____ Exercise material
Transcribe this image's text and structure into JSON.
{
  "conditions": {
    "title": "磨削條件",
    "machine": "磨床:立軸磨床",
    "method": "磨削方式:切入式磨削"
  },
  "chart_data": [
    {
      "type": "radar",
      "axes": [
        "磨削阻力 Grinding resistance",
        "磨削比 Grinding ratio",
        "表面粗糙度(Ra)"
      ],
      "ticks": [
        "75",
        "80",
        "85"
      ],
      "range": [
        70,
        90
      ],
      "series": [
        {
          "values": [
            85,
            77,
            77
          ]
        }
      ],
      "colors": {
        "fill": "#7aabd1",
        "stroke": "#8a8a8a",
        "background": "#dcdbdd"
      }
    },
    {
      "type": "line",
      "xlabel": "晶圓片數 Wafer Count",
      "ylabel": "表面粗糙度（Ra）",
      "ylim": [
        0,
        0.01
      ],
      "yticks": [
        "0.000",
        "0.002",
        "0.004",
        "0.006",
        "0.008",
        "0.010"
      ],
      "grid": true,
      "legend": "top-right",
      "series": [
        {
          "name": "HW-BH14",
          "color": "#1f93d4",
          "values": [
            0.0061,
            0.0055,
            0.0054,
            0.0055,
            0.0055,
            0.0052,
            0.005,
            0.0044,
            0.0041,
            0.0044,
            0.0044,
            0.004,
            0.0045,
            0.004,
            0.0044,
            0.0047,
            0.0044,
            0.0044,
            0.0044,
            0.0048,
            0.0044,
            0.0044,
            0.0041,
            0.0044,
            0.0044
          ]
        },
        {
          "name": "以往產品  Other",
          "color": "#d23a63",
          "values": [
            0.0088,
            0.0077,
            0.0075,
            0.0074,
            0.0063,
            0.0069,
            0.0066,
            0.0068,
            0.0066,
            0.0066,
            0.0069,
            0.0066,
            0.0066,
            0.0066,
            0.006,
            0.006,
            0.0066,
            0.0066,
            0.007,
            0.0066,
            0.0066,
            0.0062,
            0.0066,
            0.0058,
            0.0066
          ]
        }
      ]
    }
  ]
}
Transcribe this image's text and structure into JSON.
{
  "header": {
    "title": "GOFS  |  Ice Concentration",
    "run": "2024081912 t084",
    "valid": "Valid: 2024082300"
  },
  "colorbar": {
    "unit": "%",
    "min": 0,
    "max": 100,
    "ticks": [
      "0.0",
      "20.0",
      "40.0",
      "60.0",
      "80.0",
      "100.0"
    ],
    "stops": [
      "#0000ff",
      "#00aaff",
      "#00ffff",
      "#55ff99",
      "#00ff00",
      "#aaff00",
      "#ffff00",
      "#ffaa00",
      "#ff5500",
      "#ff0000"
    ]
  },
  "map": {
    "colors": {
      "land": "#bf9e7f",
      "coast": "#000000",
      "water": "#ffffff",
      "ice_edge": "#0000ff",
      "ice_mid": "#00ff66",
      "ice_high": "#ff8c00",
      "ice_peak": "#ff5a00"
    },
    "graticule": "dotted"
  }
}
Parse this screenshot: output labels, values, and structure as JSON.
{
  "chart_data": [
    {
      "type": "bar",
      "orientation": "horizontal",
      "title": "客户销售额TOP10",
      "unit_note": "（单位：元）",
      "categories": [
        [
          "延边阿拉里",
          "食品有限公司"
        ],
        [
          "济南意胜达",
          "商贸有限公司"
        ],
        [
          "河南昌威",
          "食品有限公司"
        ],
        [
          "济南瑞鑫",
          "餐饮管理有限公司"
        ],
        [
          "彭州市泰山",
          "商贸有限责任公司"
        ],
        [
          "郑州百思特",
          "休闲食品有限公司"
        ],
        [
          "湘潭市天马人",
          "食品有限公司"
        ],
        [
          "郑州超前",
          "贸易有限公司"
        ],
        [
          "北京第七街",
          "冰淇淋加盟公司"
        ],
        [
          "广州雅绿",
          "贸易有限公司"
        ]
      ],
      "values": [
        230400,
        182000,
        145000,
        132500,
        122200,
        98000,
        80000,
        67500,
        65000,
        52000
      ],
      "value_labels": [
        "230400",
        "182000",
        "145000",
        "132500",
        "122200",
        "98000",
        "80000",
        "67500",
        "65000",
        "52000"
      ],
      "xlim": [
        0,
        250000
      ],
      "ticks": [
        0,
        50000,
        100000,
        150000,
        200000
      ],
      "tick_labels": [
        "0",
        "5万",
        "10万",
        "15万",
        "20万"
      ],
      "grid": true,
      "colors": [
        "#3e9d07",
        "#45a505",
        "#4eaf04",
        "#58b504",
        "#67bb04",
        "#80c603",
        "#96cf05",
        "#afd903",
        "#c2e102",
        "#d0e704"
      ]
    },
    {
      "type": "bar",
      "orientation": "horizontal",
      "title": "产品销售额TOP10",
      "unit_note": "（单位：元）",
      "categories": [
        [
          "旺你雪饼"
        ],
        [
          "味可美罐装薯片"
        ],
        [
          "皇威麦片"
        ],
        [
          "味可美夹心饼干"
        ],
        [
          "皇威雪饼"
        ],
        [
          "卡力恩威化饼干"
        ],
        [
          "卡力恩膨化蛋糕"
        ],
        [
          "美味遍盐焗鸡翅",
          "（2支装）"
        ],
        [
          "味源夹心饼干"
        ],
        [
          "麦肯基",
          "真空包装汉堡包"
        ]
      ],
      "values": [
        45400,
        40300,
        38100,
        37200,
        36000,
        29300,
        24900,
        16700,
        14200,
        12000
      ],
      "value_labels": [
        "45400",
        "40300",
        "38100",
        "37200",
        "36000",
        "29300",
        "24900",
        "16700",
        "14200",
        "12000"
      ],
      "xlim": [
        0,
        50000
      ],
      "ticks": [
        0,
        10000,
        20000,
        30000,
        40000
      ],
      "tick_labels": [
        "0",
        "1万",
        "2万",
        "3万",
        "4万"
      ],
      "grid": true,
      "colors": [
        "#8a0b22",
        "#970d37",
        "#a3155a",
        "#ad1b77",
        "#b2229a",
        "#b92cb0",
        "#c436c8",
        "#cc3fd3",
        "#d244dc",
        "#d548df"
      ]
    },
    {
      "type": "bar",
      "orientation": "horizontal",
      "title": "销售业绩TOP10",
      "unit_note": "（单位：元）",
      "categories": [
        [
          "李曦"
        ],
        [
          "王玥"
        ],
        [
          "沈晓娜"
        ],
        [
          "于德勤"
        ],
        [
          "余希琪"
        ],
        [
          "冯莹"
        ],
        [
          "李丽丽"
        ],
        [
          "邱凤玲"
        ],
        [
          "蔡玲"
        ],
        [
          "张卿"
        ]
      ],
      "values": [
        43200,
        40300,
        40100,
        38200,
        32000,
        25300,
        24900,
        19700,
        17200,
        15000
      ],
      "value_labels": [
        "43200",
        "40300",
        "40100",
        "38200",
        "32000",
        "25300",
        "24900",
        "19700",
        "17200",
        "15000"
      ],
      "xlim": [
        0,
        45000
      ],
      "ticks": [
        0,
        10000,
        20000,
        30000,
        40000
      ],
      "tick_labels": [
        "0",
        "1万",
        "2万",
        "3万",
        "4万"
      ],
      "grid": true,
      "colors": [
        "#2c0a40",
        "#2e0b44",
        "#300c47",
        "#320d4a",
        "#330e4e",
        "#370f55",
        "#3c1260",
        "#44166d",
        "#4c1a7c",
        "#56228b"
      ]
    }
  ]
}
________
> _Problem_: Write out the whole listing exactly.

> _Final result_:
Transcribe this image's text and structure into JSON.
{
  "conditions": {
    "title": "磨削條件",
    "machine": "磨床:立軸磨床",
    "method": "磨削方式:切入式磨削"
  },
  "chart_data": [
    {
      "type": "radar",
      "axes": [
        "磨削阻力 Grinding resistance",
        "磨削比 Grinding ratio",
        "表面粗糙度(Ra)"
      ],
      "ticks": [
        "75",
        "80",
        "85"
      ],
      "range": [
        70,
        90
      ],
      "series": [
        {
          "values": [
            85,
            77,
            77
          ]
        }
      ],
      "colors": {
        "fill": "#7aabd1",
        "stroke": "#8a8a8a",
        "background": "#dcdbdd"
      }
    },
    {
      "type": "line",
      "xlabel": "晶圓片數 Wafer Count",
      "ylabel": "表面粗糙度（Ra）",
      "ylim": [
        0,
        0.01
      ],
      "yticks": [
        "0.000",
        "0.002",
        "0.004",
        "0.006",
        "0.008",
        "0.010"
      ],
      "grid": true,
      "legend": "top-right",
      "series": [
        {
          "name": "HW-BH14",
          "color": "#1f93d4",
          "values": [
            0.0061,
            0.0055,
            0.0054,
            0.0055,
            0.0055,
            0.0052,
            0.005,
            0.0044,
            0.0041,
            0.0044,
            0.0044,
            0.004,
            0.0045,
            0.004,
            0.0044,
            0.0047,
            0.0044,
            0.0044,
            0.0044,
            0.0048,
            0.0044,
            0.0044,
            0.0041,
            0.0044,
            0.0044
          ]
        },
        {
          "name": "以往產品  Other",
          "color": "#d23a63",
          "values": [
            0.0088,
            0.0077,
            0.0075,
            0.0074,
            0.0063,
            0.0069,
            0.0066,
            0.0068,
            0.0066,
            0.0066,
            0.0069,
            0.0066,
            0.0066,
            0.0066,
            0.006,
            0.006,
            0.0066,
            0.0066,
            0.007,
            0.0066,
            0.0066,
            0.0062,
            0.0066,
            0.0058,
            0.0066
          ]
        }
      ]
    }
  ]
}
Transcribe this image's text and structure into JSON.
{
  "header": {
    "title": "GOFS  |  Ice Concentration",
    "run": "2024081912 t084",
    "valid": "Valid: 2024082300"
  },
  "colorbar": {
    "unit": "%",
    "min": 0,
    "max": 100,
    "ticks": [
      "0.0",
      "20.0",
      "40.0",
      "60.0",
      "80.0",
      "100.0"
    ],
    "stops": [
      "#0000ff",
      "#00aaff",
      "#00ffff",
      "#55ff99",
      "#00ff00",
      "#aaff00",
      "#ffff00",
      "#ffaa00",
      "#ff5500",
      "#ff0000"
    ]
  },
  "map": {
    "colors": {
      "land": "#bf9e7f",
      "coast": "#000000",
      "water": "#ffffff",
      "ice_edge": "#0000ff",
      "ice_mid": "#00ff66",
      "ice_high": "#ff8c00",
      "ice_peak": "#ff5a00"
    },
    "graticule": "dotted"
  }
}
Parse this screenshot: output labels, values, and structure as JSON.
{
  "chart_data": [
    {
      "type": "bar",
      "orientation": "horizontal",
      "title": "客户销售额TOP10",
      "unit_note": "（单位：元）",
      "categories": [
        [
          "延边阿拉里",
          "食品有限公司"
        ],
        [
          "济南意胜达",
          "商贸有限公司"
        ],
        [
          "河南昌威",
          "食品有限公司"
        ],
        [
          "济南瑞鑫",
          "餐饮管理有限公司"
        ],
        [
          "彭州市泰山",
          "商贸有限责任公司"
        ],
        [
          "郑州百思特",
          "休闲食品有限公司"
        ],
        [
          "湘潭市天马人",
          "食品有限公司"
        ],
        [
          "郑州超前",
          "贸易有限公司"
        ],
        [
          "北京第七街",
          "冰淇淋加盟公司"
        ],
        [
          "广州雅绿",
          "贸易有限公司"
        ]
      ],
      "values": [
        230400,
        182000,
        145000,
        132500,
        122200,
        98000,
        80000,
        67500,
        65000,
        52000
      ],
      "value_labels": [
        "230400",
        "182000",
        "145000",
        "132500",
        "122200",
        "98000",
        "80000",
        "67500",
        "65000",
        "52000"
      ],
      "xlim": [
        0,
        250000
      ],
      "ticks": [
        0,
        50000,
        100000,
        150000,
        200000
      ],
      "tick_labels": [
        "0",
        "5万",
        "10万",
        "15万",
        "20万"
      ],
      "grid": true,
      "colors": [
        "#3e9d07",
        "#45a505",
        "#4eaf04",
        "#58b504",
        "#67bb04",
        "#80c603",
        "#96cf05",
        "#afd903",
        "#c2e102",
        "#d0e704"
      ]
    },
    {
      "type": "bar",
      "orientation": "horizontal",
      "title": "产品销售额TOP10",
      "unit_note": "（单位：元）",
      "categories": [
        [
          "旺你雪饼"
        ],
        [
          "味可美罐装薯片"
        ],
        [
          "皇威麦片"
        ],
        [
          "味可美夹心饼干"
        ],
        [
          "皇威雪饼"
        ],
        [
          "卡力恩威化饼干"
        ],
        [
          "卡力恩膨化蛋糕"
        ],
        [
          "美味遍盐焗鸡翅",
          "（2支装）"
        ],
        [
          "味源夹心饼干"
        ],
        [
          "麦肯基",
          "真空包装汉堡包"
        ]
      ],
      "values": [
        45400,
        40300,
        38100,
        37200,
        36000,
        29300,
        24900,
        16700,
        14200,
        12000
      ],
      "value_labels": [
        "45400",
        "40300",
        "38100",
        "37200",
        "36000",
        "29300",
        "24900",
        "16700",
        "14200",
        "12000"
      ],
      "xlim": [
        0,
        50000
      ],
      "ticks": [
        0,
        10000,
        20000,
        30000,
        40000
      ],
      "tick_labels": [
        "0",
        "1万",
        "2万",
        "3万",
        "4万"
      ],
      "grid": true,
      "colors": [
        "#8a0b22",
        "#970d37",
        "#a3155a",
        "#ad1b77",
        "#b2229a",
        "#b92cb0",
        "#c436c8",
        "#cc3fd3",
        "#d244dc",
        "#d548df"
      ]
    },
    {
      "type": "bar",
      "orientation": "horizontal",
      "title": "销售业绩TOP10",
      "unit_note": "（单位：元）",
      "categories": [
        [
          "李曦"
        ],
        [
          "王玥"
        ],
        [
          "沈晓娜"
        ],
        [
          "于德勤"
        ],
        [
          "余希琪"
        ],
        [
          "冯莹"
        ],
        [
          "李丽丽"
        ],
        [
          "邱凤玲"
        ],
        [
          "蔡玲"
        ],
        [
          "张卿"
        ]
      ],
      "values": [
        43200,
        40300,
        40100,
        38200,
        32000,
        25300,
        24900,
        19700,
        17200,
        15000
      ],
      "value_labels": [
        "43200",
        "40300",
        "40100",
        "38200",
        "32000",
        "25300",
        "24900",
        "19700",
        "17200",
        "15000"
      ],
      "xlim": [
        0,
        45000
      ],
      "ticks": [
        0,
        10000,
        20000,
        30000,
        40000
      ],
      "tick_labels": [
        "0",
        "1万",
        "2万",
        "3万",
        "4万"
      ],
      "grid": true,
      "colors": [
        "#2c0a40",
        "#2e0b44",
        "#300c47",
        "#320d4a",
        "#330e4e",
        "#370f55",
        "#3c1260",
        "#44166d",
        "#4c1a7c",
        "#56228b"
      ]
    }
  ]
}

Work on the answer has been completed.